__Excerpted data__:

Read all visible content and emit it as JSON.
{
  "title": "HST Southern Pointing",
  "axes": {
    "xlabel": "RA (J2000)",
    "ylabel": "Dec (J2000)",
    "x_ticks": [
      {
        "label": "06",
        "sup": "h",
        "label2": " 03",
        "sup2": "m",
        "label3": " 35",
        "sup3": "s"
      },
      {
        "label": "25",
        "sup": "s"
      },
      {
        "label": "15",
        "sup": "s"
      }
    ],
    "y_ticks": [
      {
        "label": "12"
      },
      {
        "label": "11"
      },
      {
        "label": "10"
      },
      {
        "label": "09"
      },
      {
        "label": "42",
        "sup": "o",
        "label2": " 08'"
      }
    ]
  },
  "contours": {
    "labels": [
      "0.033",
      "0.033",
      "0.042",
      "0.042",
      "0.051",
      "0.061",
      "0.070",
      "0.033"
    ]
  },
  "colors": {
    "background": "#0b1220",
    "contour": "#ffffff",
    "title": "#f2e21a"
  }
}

__Your task__:
Copy every line exactly. Leave nothing out.

__Answer to this task__:
Read all visible content and emit it as JSON.
{
  "title": "HST Southern Pointing",
  "axes": {
    "xlabel": "RA (J2000)",
    "ylabel": "Dec (J2000)",
    "x_ticks": [
      {
        "label": "06",
        "sup": "h",
        "label2": " 03",
        "sup2": "m",
        "label3": " 35",
        "sup3": "s"
      },
      {
        "label": "25",
        "sup": "s"
      },
      {
        "label": "15",
        "sup": "s"
      }
    ],
    "y_ticks": [
      {
        "label": "12"
      },
      {
        "label": "11"
      },
      {
        "label": "10"
      },
      {
        "label": "09"
      },
      {
        "label": "42",
        "sup": "o",
        "label2": " 08'"
      }
    ]
  },
  "contours": {
    "labels": [
      "0.033",
      "0.033",
      "0.042",
      "0.042",
      "0.051",
      "0.061",
      "0.070",
      "0.033"
    ]
  },
  "colors": {
    "background": "#0b1220",
    "contour": "#ffffff",
    "title": "#f2e21a"
  }
}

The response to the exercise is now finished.